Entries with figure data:
○ ○ ○ ○ ○ ○ ○
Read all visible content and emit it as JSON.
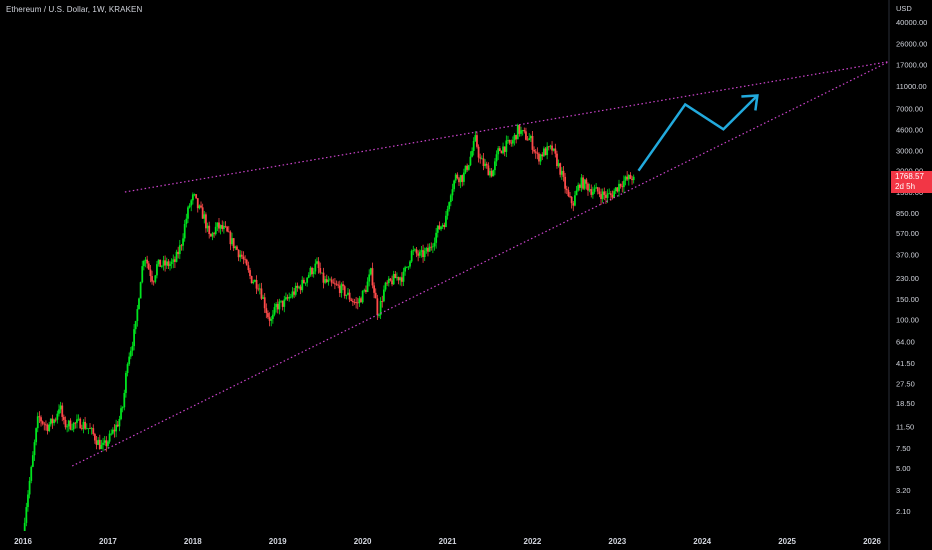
{
  "header": {
    "title": "Ethereum / U.S. Dollar, 1W, KRAKEN"
  },
  "price_tag": {
    "price": "1768.57",
    "countdown": "2d 5h",
    "color": "#f23645"
  },
  "colors": {
    "up": "#00e51f",
    "down": "#ff4a4a",
    "trendline": "#cc44cc",
    "arrow": "#22aadd",
    "background": "#000000"
  },
  "chart_data": {
    "type": "candlestick",
    "title": "Ethereum / U.S. Dollar, 1W, KRAKEN",
    "y_scale": "log",
    "y_unit": "USD",
    "y_ticks": [
      "40000.00",
      "26000.00",
      "17000.00",
      "11000.00",
      "7000.00",
      "4600.00",
      "3000.00",
      "2000.00",
      "1300.00",
      "850.00",
      "570.00",
      "370.00",
      "230.00",
      "150.00",
      "100.00",
      "64.00",
      "41.50",
      "27.50",
      "18.50",
      "11.50",
      "7.50",
      "5.00",
      "3.20",
      "2.10"
    ],
    "x_ticks": [
      "2016",
      "2017",
      "2018",
      "2019",
      "2020",
      "2021",
      "2022",
      "2023",
      "2024",
      "2025",
      "2026"
    ],
    "xlim": [
      2016.0,
      2026.3
    ],
    "ylim": [
      1.6,
      60000
    ],
    "current_price": 1768.57,
    "price_path": [
      [
        2016.0,
        1.0
      ],
      [
        2016.05,
        2.2
      ],
      [
        2016.12,
        5.0
      ],
      [
        2016.17,
        10.0
      ],
      [
        2016.2,
        14.0
      ],
      [
        2016.3,
        11.5
      ],
      [
        2016.4,
        13.5
      ],
      [
        2016.45,
        18.0
      ],
      [
        2016.5,
        12.0
      ],
      [
        2016.6,
        12.0
      ],
      [
        2016.7,
        12.5
      ],
      [
        2016.8,
        11.0
      ],
      [
        2016.9,
        8.5
      ],
      [
        2016.95,
        7.5
      ],
      [
        2017.0,
        8.2
      ],
      [
        2017.1,
        11.0
      ],
      [
        2017.15,
        13.0
      ],
      [
        2017.2,
        18.0
      ],
      [
        2017.25,
        45.0
      ],
      [
        2017.3,
        60.0
      ],
      [
        2017.35,
        90.0
      ],
      [
        2017.4,
        220.0
      ],
      [
        2017.45,
        380.0
      ],
      [
        2017.5,
        280.0
      ],
      [
        2017.55,
        220.0
      ],
      [
        2017.6,
        300.0
      ],
      [
        2017.7,
        300.0
      ],
      [
        2017.8,
        310.0
      ],
      [
        2017.88,
        450.0
      ],
      [
        2017.93,
        700.0
      ],
      [
        2017.98,
        1000.0
      ],
      [
        2018.03,
        1200.0
      ],
      [
        2018.08,
        950.0
      ],
      [
        2018.15,
        800.0
      ],
      [
        2018.22,
        500.0
      ],
      [
        2018.3,
        650.0
      ],
      [
        2018.4,
        600.0
      ],
      [
        2018.5,
        450.0
      ],
      [
        2018.6,
        350.0
      ],
      [
        2018.7,
        230.0
      ],
      [
        2018.8,
        200.0
      ],
      [
        2018.9,
        110.0
      ],
      [
        2018.95,
        95.0
      ],
      [
        2019.0,
        130.0
      ],
      [
        2019.1,
        140.0
      ],
      [
        2019.2,
        170.0
      ],
      [
        2019.3,
        200.0
      ],
      [
        2019.4,
        260.0
      ],
      [
        2019.48,
        300.0
      ],
      [
        2019.55,
        220.0
      ],
      [
        2019.65,
        200.0
      ],
      [
        2019.75,
        190.0
      ],
      [
        2019.85,
        160.0
      ],
      [
        2019.95,
        135.0
      ],
      [
        2020.05,
        180.0
      ],
      [
        2020.12,
        260.0
      ],
      [
        2020.2,
        110.0
      ],
      [
        2020.28,
        190.0
      ],
      [
        2020.4,
        230.0
      ],
      [
        2020.5,
        240.0
      ],
      [
        2020.6,
        390.0
      ],
      [
        2020.7,
        360.0
      ],
      [
        2020.8,
        400.0
      ],
      [
        2020.9,
        600.0
      ],
      [
        2021.0,
        750.0
      ],
      [
        2021.05,
        1300.0
      ],
      [
        2021.12,
        1800.0
      ],
      [
        2021.2,
        1750.0
      ],
      [
        2021.28,
        2500.0
      ],
      [
        2021.35,
        3800.0
      ],
      [
        2021.4,
        2500.0
      ],
      [
        2021.48,
        2100.0
      ],
      [
        2021.55,
        1900.0
      ],
      [
        2021.62,
        3000.0
      ],
      [
        2021.7,
        3300.0
      ],
      [
        2021.78,
        3500.0
      ],
      [
        2021.85,
        4600.0
      ],
      [
        2021.92,
        4100.0
      ],
      [
        2022.0,
        3700.0
      ],
      [
        2022.08,
        2600.0
      ],
      [
        2022.15,
        2900.0
      ],
      [
        2022.25,
        3100.0
      ],
      [
        2022.35,
        2000.0
      ],
      [
        2022.45,
        1100.0
      ],
      [
        2022.5,
        1050.0
      ],
      [
        2022.58,
        1600.0
      ],
      [
        2022.65,
        1500.0
      ],
      [
        2022.72,
        1350.0
      ],
      [
        2022.8,
        1300.0
      ],
      [
        2022.88,
        1200.0
      ],
      [
        2022.95,
        1220.0
      ],
      [
        2023.05,
        1550.0
      ],
      [
        2023.12,
        1650.0
      ],
      [
        2023.2,
        1768.57
      ]
    ],
    "lines": [
      {
        "role": "upper-trendline",
        "style": "dotted",
        "color": "#cc44cc",
        "points": [
          [
            2017.2,
            1300
          ],
          [
            2026.2,
            18000
          ]
        ]
      },
      {
        "role": "lower-trendline",
        "style": "dotted",
        "color": "#cc44cc",
        "points": [
          [
            2016.58,
            5.2
          ],
          [
            2026.2,
            18000
          ]
        ]
      },
      {
        "role": "projection-arrow",
        "style": "solid",
        "color": "#22aadd",
        "points": [
          [
            2023.25,
            2000
          ],
          [
            2023.8,
            7600
          ],
          [
            2024.25,
            4600
          ],
          [
            2024.65,
            9100
          ]
        ]
      }
    ]
  }
}
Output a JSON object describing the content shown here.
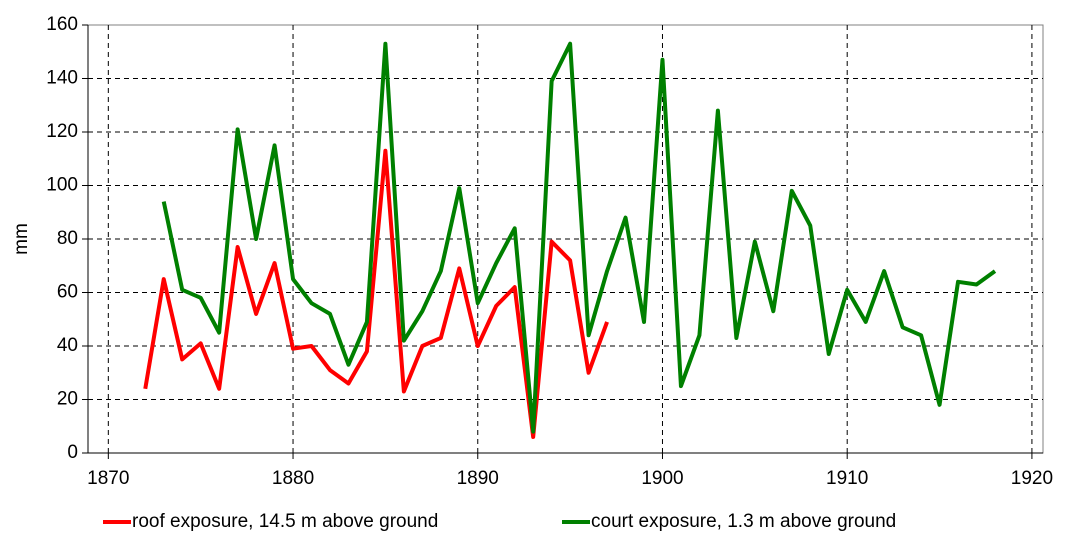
{
  "chart_data": {
    "type": "line",
    "ylabel": "mm",
    "xlim": [
      1868.9,
      1920.6
    ],
    "xticks": [
      1870,
      1880,
      1890,
      1900,
      1910,
      1920
    ],
    "ylim": [
      0,
      160
    ],
    "yticks": [
      0,
      20,
      40,
      60,
      80,
      100,
      120,
      140,
      160
    ],
    "grid": true,
    "legend": "bottom",
    "series": [
      {
        "name": "roof exposure, 14.5 m above ground",
        "color": "#ff0000",
        "x": [
          1872,
          1873,
          1874,
          1875,
          1876,
          1877,
          1878,
          1879,
          1880,
          1881,
          1882,
          1883,
          1884,
          1885,
          1886,
          1887,
          1888,
          1889,
          1890,
          1891,
          1892,
          1893,
          1894,
          1895,
          1896,
          1897
        ],
        "values": [
          24,
          65,
          35,
          41,
          24,
          77,
          52,
          71,
          39,
          40,
          31,
          26,
          38,
          113,
          23,
          40,
          43,
          69,
          40,
          55,
          62,
          6,
          79,
          72,
          30,
          49
        ]
      },
      {
        "name": "court exposure, 1.3 m above ground",
        "color": "#008000",
        "x": [
          1873,
          1874,
          1875,
          1876,
          1877,
          1878,
          1879,
          1880,
          1881,
          1882,
          1883,
          1884,
          1885,
          1886,
          1887,
          1888,
          1889,
          1890,
          1891,
          1892,
          1893,
          1894,
          1895,
          1896,
          1897,
          1898,
          1899,
          1900,
          1901,
          1902,
          1903,
          1904,
          1905,
          1906,
          1907,
          1908,
          1909,
          1910,
          1911,
          1912,
          1913,
          1914,
          1915,
          1916,
          1917,
          1918
        ],
        "values": [
          94,
          61,
          58,
          45,
          121,
          80,
          115,
          65,
          56,
          52,
          33,
          49,
          153,
          42,
          53,
          68,
          99,
          56,
          71,
          84,
          8,
          139,
          153,
          44,
          68,
          88,
          49,
          147,
          25,
          44,
          128,
          43,
          79,
          53,
          98,
          85,
          37,
          61,
          49,
          68,
          47,
          44,
          18,
          64,
          63,
          68
        ]
      }
    ]
  }
}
○ ○ ○ ○ ○ ○ ○
§ STATED TASK
Lines that include the word "Dollar" are to be extracted from the data above.

§ RESPONSE TO THE TASK
    "title": "Ethereum / U.S. Dollar, 1W, KRAKEN"
    "title": "Ethereum / U.S. Dollar, 1W, KRAKEN",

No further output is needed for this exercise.